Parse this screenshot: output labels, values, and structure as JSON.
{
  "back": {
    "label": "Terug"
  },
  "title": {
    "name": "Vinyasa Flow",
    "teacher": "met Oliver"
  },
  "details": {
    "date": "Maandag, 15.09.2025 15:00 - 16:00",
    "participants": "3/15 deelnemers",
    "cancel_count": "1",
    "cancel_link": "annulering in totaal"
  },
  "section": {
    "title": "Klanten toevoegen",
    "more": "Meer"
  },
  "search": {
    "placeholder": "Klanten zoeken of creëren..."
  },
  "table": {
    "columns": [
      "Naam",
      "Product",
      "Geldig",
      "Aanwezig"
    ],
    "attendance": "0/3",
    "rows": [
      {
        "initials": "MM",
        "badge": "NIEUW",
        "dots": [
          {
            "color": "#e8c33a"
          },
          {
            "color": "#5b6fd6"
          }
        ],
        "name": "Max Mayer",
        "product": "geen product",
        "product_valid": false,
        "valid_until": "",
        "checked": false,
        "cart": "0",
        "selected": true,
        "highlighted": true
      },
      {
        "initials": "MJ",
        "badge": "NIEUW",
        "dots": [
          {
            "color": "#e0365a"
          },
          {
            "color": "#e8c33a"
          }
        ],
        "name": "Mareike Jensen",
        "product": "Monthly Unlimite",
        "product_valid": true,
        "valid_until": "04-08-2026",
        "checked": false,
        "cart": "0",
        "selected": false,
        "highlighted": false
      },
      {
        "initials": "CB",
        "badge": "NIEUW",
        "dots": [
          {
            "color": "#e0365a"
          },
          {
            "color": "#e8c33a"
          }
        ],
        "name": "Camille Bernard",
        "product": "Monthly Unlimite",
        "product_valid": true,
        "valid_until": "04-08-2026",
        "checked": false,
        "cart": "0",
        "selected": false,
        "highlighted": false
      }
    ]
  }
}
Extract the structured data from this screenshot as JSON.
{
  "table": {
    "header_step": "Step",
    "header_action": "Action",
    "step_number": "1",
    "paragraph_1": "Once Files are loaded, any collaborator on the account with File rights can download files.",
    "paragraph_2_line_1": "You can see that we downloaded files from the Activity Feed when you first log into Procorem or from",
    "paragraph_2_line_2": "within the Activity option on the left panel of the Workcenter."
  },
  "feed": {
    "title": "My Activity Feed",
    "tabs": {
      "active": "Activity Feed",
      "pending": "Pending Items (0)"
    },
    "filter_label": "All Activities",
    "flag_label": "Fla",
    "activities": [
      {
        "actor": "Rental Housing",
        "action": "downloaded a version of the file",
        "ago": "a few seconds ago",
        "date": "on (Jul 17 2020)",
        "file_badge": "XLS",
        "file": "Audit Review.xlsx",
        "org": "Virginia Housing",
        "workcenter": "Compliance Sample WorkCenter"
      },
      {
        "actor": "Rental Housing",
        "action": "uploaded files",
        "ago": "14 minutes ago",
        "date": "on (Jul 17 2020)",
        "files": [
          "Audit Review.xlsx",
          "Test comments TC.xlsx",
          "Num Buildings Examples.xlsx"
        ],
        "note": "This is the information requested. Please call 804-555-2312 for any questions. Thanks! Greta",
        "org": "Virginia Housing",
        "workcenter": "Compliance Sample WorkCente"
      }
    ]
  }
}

* Brief *
Word for word, quote the lines from the line containing "Extract the structured" through the end of the material, both included, and nothing else.

* Solved exercise *
Extract the structured data from this screenshot as JSON.
{
  "table": {
    "header_step": "Step",
    "header_action": "Action",
    "step_number": "1",
    "paragraph_1": "Once Files are loaded, any collaborator on the account with File rights can download files.",
    "paragraph_2_line_1": "You can see that we downloaded files from the Activity Feed when you first log into Procorem or from",
    "paragraph_2_line_2": "within the Activity option on the left panel of the Workcenter."
  },
  "feed": {
    "title": "My Activity Feed",
    "tabs": {
      "active": "Activity Feed",
      "pending": "Pending Items (0)"
    },
    "filter_label": "All Activities",
    "flag_label": "Fla",
    "activities": [
      {
        "actor": "Rental Housing",
        "action": "downloaded a version of the file",
        "ago": "a few seconds ago",
        "date": "on (Jul 17 2020)",
        "file_badge": "XLS",
        "file": "Audit Review.xlsx",
        "org": "Virginia Housing",
        "workcenter": "Compliance Sample WorkCenter"
      },
      {
        "actor": "Rental Housing",
        "action": "uploaded files",
        "ago": "14 minutes ago",
        "date": "on (Jul 17 2020)",
        "files": [
          "Audit Review.xlsx",
          "Test comments TC.xlsx",
          "Num Buildings Examples.xlsx"
        ],
        "note": "This is the information requested. Please call 804-555-2312 for any questions. Thanks! Greta",
        "org": "Virginia Housing",
        "workcenter": "Compliance Sample WorkCente"
      }
    ]
  }
}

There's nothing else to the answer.